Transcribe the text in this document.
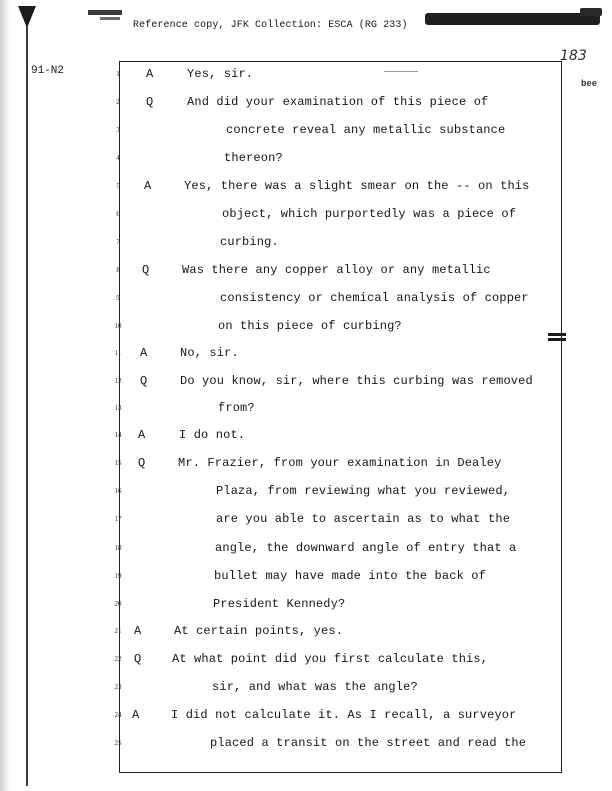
Reference copy, JFK Collection: ESCA (RG 233)
91-N2
183
bee
1	A	Yes, sir.
2	Q	And did your examination of this piece of
3	concrete reveal any metallic substance
4	thereon?
5	A	Yes, there was a slight smear on the -- on this
6	object, which purportedly was a piece of
7	curbing.
8	Q	Was there any copper alloy or any metallic
9	consistency or chemical analysis of copper
10	on this piece of curbing?
11	A	No, sir.
12	Q	Do you know, sir, where this curbing was removed
13	from?
14	A	I do not.
15	Q	Mr. Frazier, from your examination in Dealey
16	Plaza, from reviewing what you reviewed,
17	are you able to ascertain as to what the
18	angle, the downward angle of entry that a
19	bullet may have made into the back of
20	President Kennedy?
21	A	At certain points, yes.
22	Q	At what point did you first calculate this,
23	sir, and what was the angle?
24 A	I did not calculate it. As I recall, a surveyor
25	placed a transit on the street and read the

Request: Return every line containing "piece".

Task answer:
2	Q	And did your examination of this piece of
6	object, which purportedly was a piece of
10	on this piece of curbing?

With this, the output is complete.